▶ [Vorliegender Text]:
•••

BGH: Birkenstock-Sandalen sind keine Kunst

Birkenstock hat mit seinen Sandalen vor dem Bundesgerichtshof eine Schlappe einstecken müssen: Sie zählen nicht als Kunstwerk und genießen daher keinen Urheberschutz. Gegen Nachahmer will das Unternehmen aber weiter vorgehen, kündigte es an.
Man liebt sie oder man hasst sie, doch eines steht fest: Birkenstock-Sandalen sind in vielen deutschen Schuhschränken zu finden und längst auch international bekannt. Mit Korksohlen, Schnallen und Lederriemen haben sich die Sandalen zum Trendschuh entwickelt. Genau deshalb wollte Birkenstock seine Sandalen als Kunstwerk urheberrechtlich vor Nachahmungen der Konkurrenz schützen lassen.
Nach einem langen Streit entschied nun der Bundesgerichtshof (BGH), dass Birkenstock-Sandalen keine urheberrechtlich geschützten Werke der angewandten Kunst sind (Urt. v. 20.02.2025 - I ZR 16/24; I ZR 17/24; I ZR 18/24).
OLG Köln: Keine künstlerische Leistung feststellbar
Birkenstock hatte 2023 gegen drei Konkurrenten geklagt, die ähnliche Schuhmodelle wie die bekannten Sandalen herstellten und verkauften. Das Modeunternehmen mit Hauptsitz in Linz am Rhein in Rheinland-Pfalz sah in den Nachahmungen eine Verletzung des Urheberrechts, denn bei den Sandalen handelt es sich seiner Ansicht nach um geschützte Werke der angewandten Kunst.

•••

▶ [Datenzeilen]:

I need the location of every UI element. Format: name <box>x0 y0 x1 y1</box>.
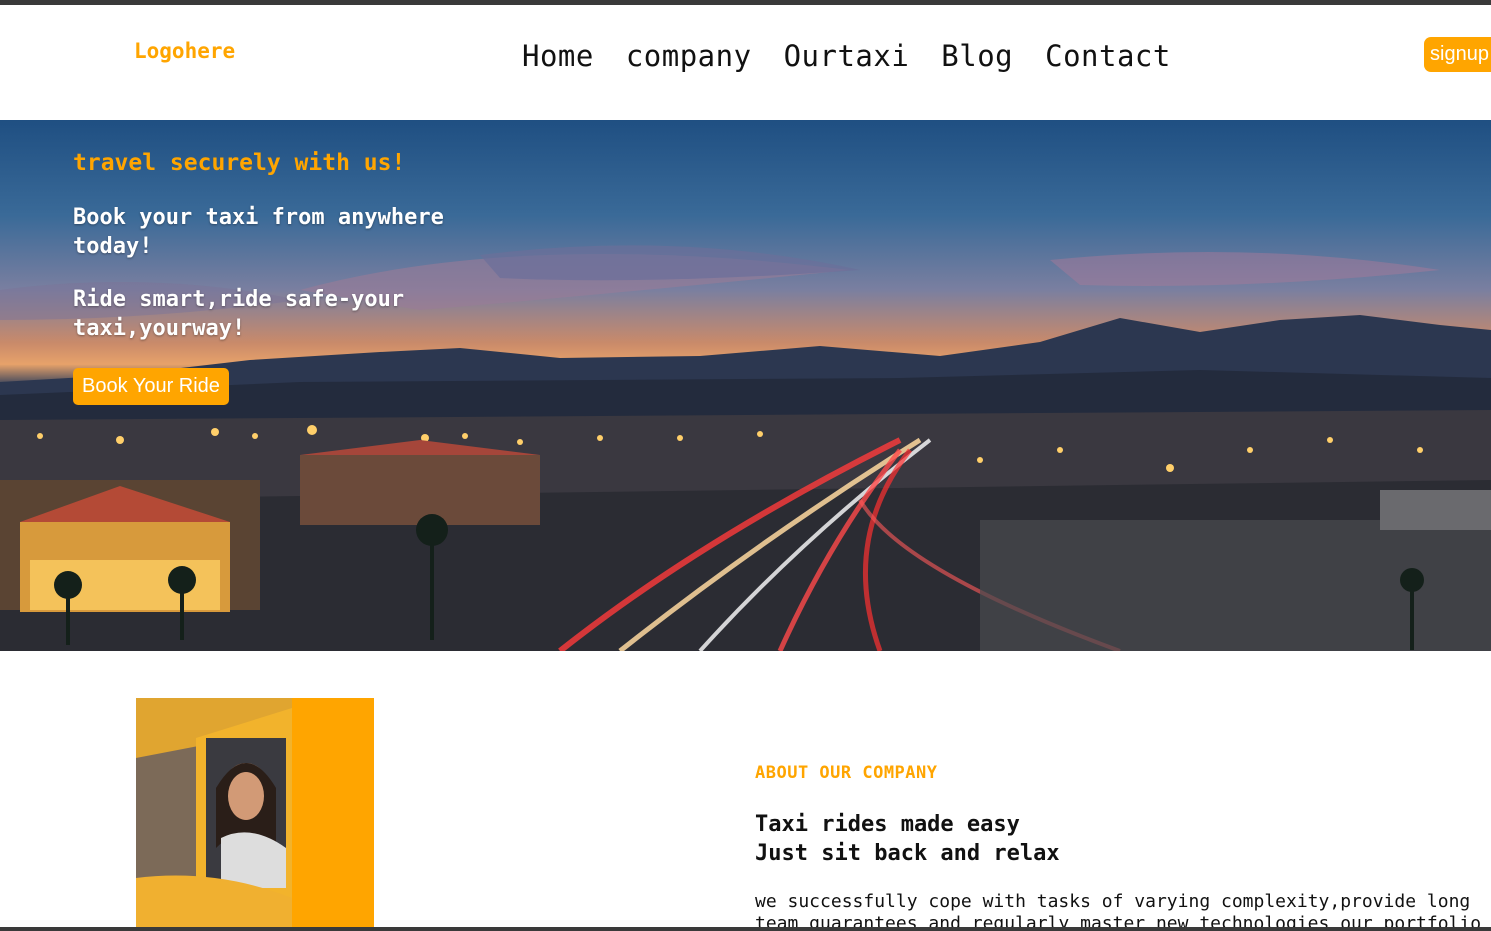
nav-ourtaxi[interactable]: Ourtaxi <box>784 39 910 73</box>
hero-tagline: travel securely with us! <box>73 150 406 176</box>
nav-contact[interactable]: Contact <box>1045 39 1171 73</box>
nav-home[interactable]: Home <box>522 39 594 73</box>
hero-text-block: travel securely with us! Book your taxi … <box>73 150 453 367</box>
main-nav: Home company Ourtaxi Blog Contact <box>522 39 1171 73</box>
logo[interactable]: Logohere <box>134 39 235 63</box>
about-title: Taxi rides made easy Just sit back and r… <box>755 810 1455 868</box>
about-section-label: ABOUT OUR COMPANY <box>755 763 938 783</box>
about-body-line-2: team guarantees and regularly master new… <box>755 913 1482 927</box>
about-title-line-1: Taxi rides made easy <box>755 812 1020 837</box>
nav-company[interactable]: company <box>626 39 752 73</box>
hero-headline: Book your taxi from anywhere today! <box>73 205 444 259</box>
about-image-frame <box>136 698 374 931</box>
about-body-text: we successfully cope with tasks of varyi… <box>755 891 1491 927</box>
about-body-line-1: we successfully cope with tasks of varyi… <box>755 891 1471 912</box>
nav-blog[interactable]: Blog <box>941 39 1013 73</box>
about-photo <box>136 698 292 931</box>
site-header: Logohere Home company Ourtaxi Blog Conta… <box>0 5 1491 120</box>
hero-banner: travel securely with us! Book your taxi … <box>0 120 1491 651</box>
about-title-line-2: Just sit back and relax <box>755 841 1060 866</box>
book-ride-button[interactable]: Book Your Ride <box>73 368 229 405</box>
bottom-border <box>0 927 1491 931</box>
woman-in-taxi-image <box>136 698 292 931</box>
hero-subheadline: Ride smart,ride safe-your taxi,yourway! <box>73 287 405 341</box>
signup-button[interactable]: signup <box>1424 37 1491 72</box>
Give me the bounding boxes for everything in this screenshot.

•••

▶ [Ziel]:
Überarbeite im Artikel über das BGH-Urteil zu Birkenstock-Sandalen den Abschnitt, der bei "BGH: Birkenstock-Sandalen sind" beginnt und bei "kündigte es an." endet, indem du "Kunstwerk" durch "Kunstobjekt" ersetzt. Gib den geänderten Abschnitt vollständig wieder.

▶ [Lösung]:
BGH: Birkenstock-Sandalen sind keine Kunst

Birkenstock hat mit seinen Sandalen vor dem Bundesgerichtshof eine Schlappe einstecken müssen: Sie zählen nicht als Kunstobjekt und genießen daher keinen Urheberschutz. Gegen Nachahmer will das Unternehmen aber weiter vorgehen, kündigte es an.